#### Short problem
Copy the records with every "more-dots-icon" changed to "ellipsis-icon", leaving everything else unchanged and omitting the pictures.

## start Records for the exercise

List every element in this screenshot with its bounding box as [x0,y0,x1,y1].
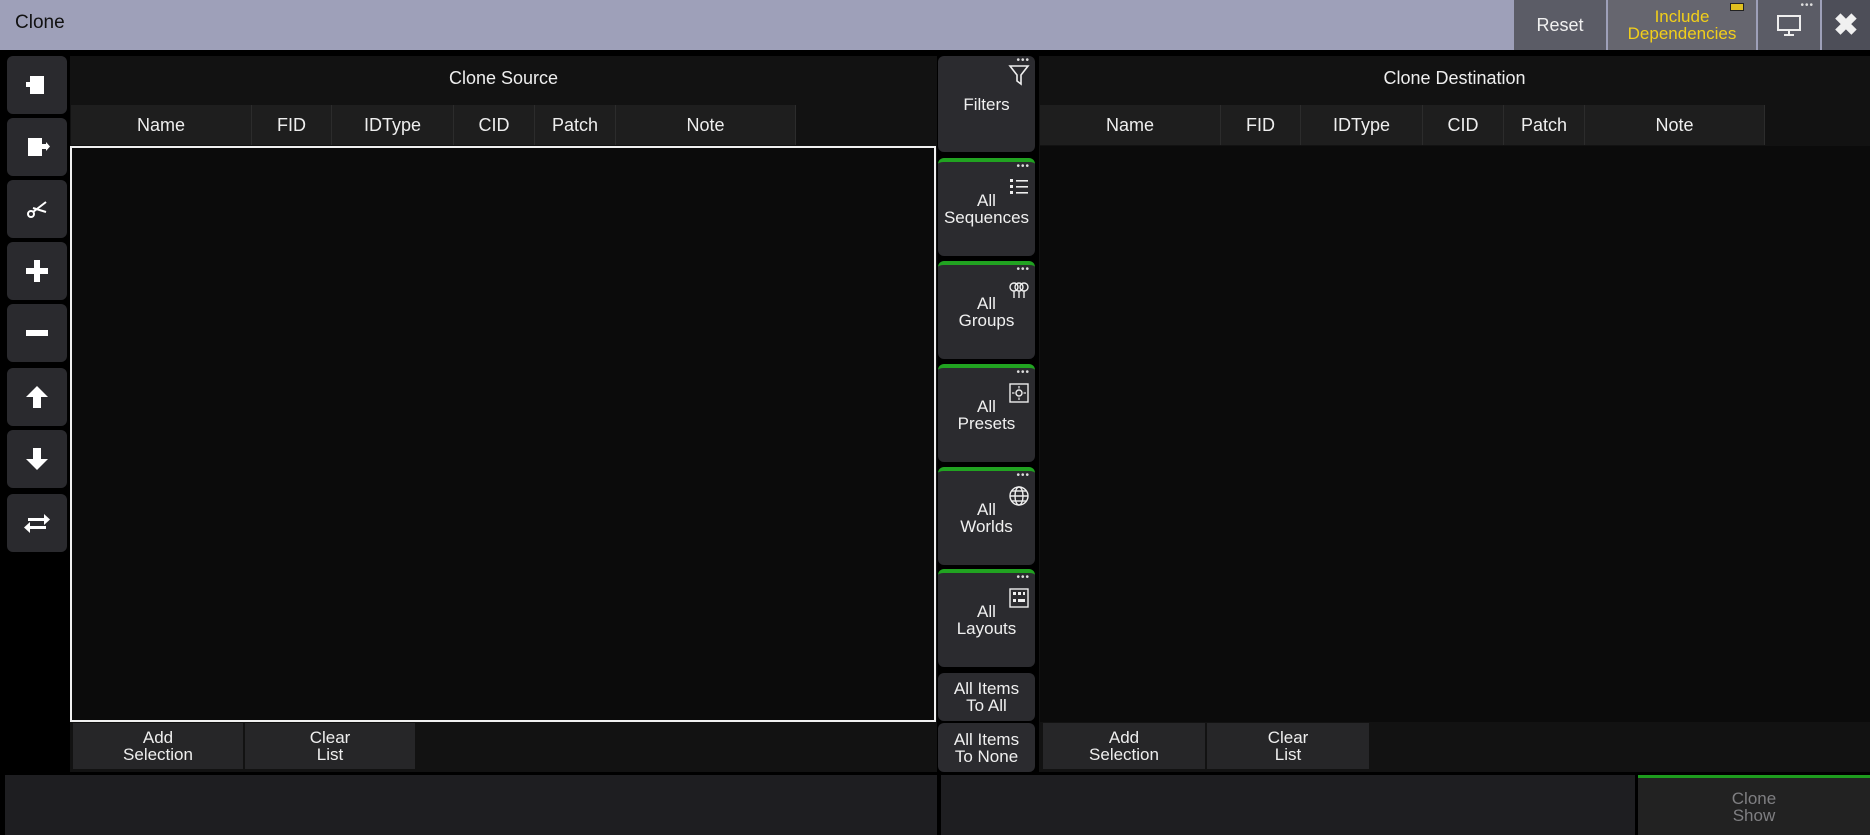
monitor-icon [1777,15,1801,36]
paste-icon [26,76,44,94]
status-area [941,775,1635,835]
filters-label: Filters [963,94,1010,114]
move-up-button[interactable] [7,368,67,426]
swap-arrows-icon [24,514,50,533]
all-groups-label: All Groups [958,294,1015,330]
include-dependencies-button[interactable]: Include Dependencies [1608,0,1756,50]
dest-col-name[interactable]: Name [1040,105,1221,145]
more-dots-icon: ••• [1016,264,1030,275]
dest-col-patch[interactable]: Patch [1504,105,1585,145]
clone-destination-list[interactable] [1040,146,1870,722]
filter-all-layouts[interactable]: ••• All Layouts [938,569,1035,667]
toggle-indicator-icon [1730,3,1744,11]
layout-icon [1009,588,1029,608]
dest-col-note[interactable]: Note [1585,105,1765,145]
dest-col-idtype[interactable]: IDType [1301,105,1423,145]
plus-icon [26,260,48,282]
command-line-area [5,775,937,835]
filters-button[interactable]: ••• Filters [938,56,1035,152]
scissors-icon [27,201,47,218]
move-down-button[interactable] [7,430,67,488]
close-icon: ✖ [1833,8,1859,42]
cut-button[interactable] [7,180,67,238]
more-dots-icon: ••• [1016,161,1030,172]
reset-button[interactable]: Reset [1514,0,1606,50]
copy-icon [28,138,50,156]
all-items-to-none-button[interactable]: All Items To None [938,723,1035,772]
arrow-up-icon [26,386,48,408]
remove-button[interactable] [7,304,67,362]
window-title: Clone [15,12,65,33]
swap-button[interactable] [7,494,67,552]
filter-all-worlds[interactable]: ••• All Worlds [938,467,1035,565]
dest-col-fid[interactable]: FID [1221,105,1301,145]
more-dots-icon: ••• [1016,572,1030,583]
filter-all-presets[interactable]: ••• All Presets [938,364,1035,462]
list-icon [1010,179,1028,194]
globe-icon [1009,486,1029,506]
more-dots-icon: ••• [1016,470,1030,481]
source-col-patch[interactable]: Patch [535,105,616,145]
preset-icon [1009,383,1029,403]
dest-add-selection-button[interactable]: Add Selection [1043,723,1205,769]
source-col-fid[interactable]: FID [252,105,332,145]
source-col-name[interactable]: Name [71,105,252,145]
add-button[interactable] [7,242,67,300]
filter-funnel-icon [1008,65,1030,86]
clone-destination-title: Clone Destination [1383,68,1526,88]
filter-all-groups[interactable]: ••• All Groups [938,261,1035,359]
all-presets-label: All Presets [957,397,1016,433]
include-dependencies-label: Include Dependencies [1627,7,1737,43]
source-clear-list-button[interactable]: Clear List [245,723,415,769]
more-dots-icon: ••• [1800,0,1814,11]
source-col-idtype[interactable]: IDType [332,105,454,145]
close-button[interactable]: ✖ [1822,0,1870,50]
clone-show-button[interactable]: Clone Show [1638,775,1870,835]
arrow-down-icon [26,448,48,470]
source-col-cid[interactable]: CID [454,105,535,145]
source-add-selection-button[interactable]: Add Selection [73,723,243,769]
copy-button[interactable] [7,118,67,176]
all-items-to-all-button[interactable]: All Items To All [938,673,1035,721]
clone-source-list[interactable] [70,146,936,722]
more-dots-icon: ••• [1016,367,1030,378]
clone-source-title: Clone Source [448,68,559,88]
dest-col-cid[interactable]: CID [1423,105,1504,145]
source-col-note[interactable]: Note [616,105,796,145]
dest-clear-list-button[interactable]: Clear List [1207,723,1369,769]
filter-all-sequences[interactable]: ••• All Sequences [938,158,1035,256]
minus-icon [26,330,48,336]
display-button[interactable]: ••• [1758,0,1820,50]
paste-button[interactable] [7,56,67,114]
lights-icon [1009,282,1029,298]
all-worlds-label: All Worlds [960,500,1013,536]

## end Records for the exercise

#### Reply to the task
List every element in this screenshot with its bounding box as [x0,y0,x1,y1].
monitor-icon [1777,15,1801,36]
paste-icon [26,76,44,94]
status-area [941,775,1635,835]
filters-label: Filters [963,94,1010,114]
move-up-button[interactable] [7,368,67,426]
swap-arrows-icon [24,514,50,533]
all-groups-label: All Groups [958,294,1015,330]
include-dependencies-button[interactable]: Include Dependencies [1608,0,1756,50]
dest-col-name[interactable]: Name [1040,105,1221,145]
ellipsis-icon: ••• [1016,264,1030,275]
dest-col-patch[interactable]: Patch [1504,105,1585,145]
clone-destination-list[interactable] [1040,146,1870,722]
filter-all-layouts[interactable]: ••• All Layouts [938,569,1035,667]
toggle-indicator-icon [1730,3,1744,11]
layout-icon [1009,588,1029,608]
dest-col-note[interactable]: Note [1585,105,1765,145]
dest-col-idtype[interactable]: IDType [1301,105,1423,145]
plus-icon [26,260,48,282]
command-line-area [5,775,937,835]
filters-button[interactable]: ••• Filters [938,56,1035,152]
scissors-icon [27,201,47,218]
move-down-button[interactable] [7,430,67,488]
close-icon: ✖ [1833,8,1859,42]
cut-button[interactable] [7,180,67,238]
ellipsis-icon: ••• [1016,161,1030,172]
reset-button[interactable]: Reset [1514,0,1606,50]
copy-icon [28,138,50,156]
all-items-to-none-button[interactable]: All Items To None [938,723,1035,772]
arrow-up-icon [26,386,48,408]
remove-button[interactable] [7,304,67,362]
window-title: Clone [15,12,65,33]
swap-button[interactable] [7,494,67,552]
filter-all-worlds[interactable]: ••• All Worlds [938,467,1035,565]
dest-col-fid[interactable]: FID [1221,105,1301,145]
ellipsis-icon: ••• [1016,572,1030,583]
filter-all-presets[interactable]: ••• All Presets [938,364,1035,462]
list-icon [1010,179,1028,194]
globe-icon [1009,486,1029,506]
ellipsis-icon: ••• [1016,470,1030,481]
source-col-patch[interactable]: Patch [535,105,616,145]
preset-icon [1009,383,1029,403]
dest-add-selection-button[interactable]: Add Selection [1043,723,1205,769]
source-col-fid[interactable]: FID [252,105,332,145]
source-col-name[interactable]: Name [71,105,252,145]
add-button[interactable] [7,242,67,300]
filter-funnel-icon [1008,65,1030,86]
clone-destination-title: Clone Destination [1383,68,1526,88]
filter-all-groups[interactable]: ••• All Groups [938,261,1035,359]
all-presets-label: All Presets [957,397,1016,433]
include-dependencies-label: Include Dependencies [1627,7,1737,43]
source-clear-list-button[interactable]: Clear List [245,723,415,769]
ellipsis-icon: ••• [1800,0,1814,11]
source-col-idtype[interactable]: IDType [332,105,454,145]
close-button[interactable]: ✖ [1822,0,1870,50]
clone-show-button[interactable]: Clone Show [1638,775,1870,835]
arrow-down-icon [26,448,48,470]
source-col-cid[interactable]: CID [454,105,535,145]
source-add-selection-button[interactable]: Add Selection [73,723,243,769]
copy-button[interactable] [7,118,67,176]
all-items-to-all-button[interactable]: All Items To All [938,673,1035,721]
clone-source-list[interactable] [70,146,936,722]
ellipsis-icon: ••• [1016,367,1030,378]
clone-source-title: Clone Source [448,68,559,88]
dest-col-cid[interactable]: CID [1423,105,1504,145]
source-col-note[interactable]: Note [616,105,796,145]
dest-clear-list-button[interactable]: Clear List [1207,723,1369,769]
filter-all-sequences[interactable]: ••• All Sequences [938,158,1035,256]
minus-icon [26,330,48,336]
display-button[interactable]: ••• [1758,0,1820,50]
paste-button[interactable] [7,56,67,114]
lights-icon [1009,282,1029,298]
all-worlds-label: All Worlds [960,500,1013,536]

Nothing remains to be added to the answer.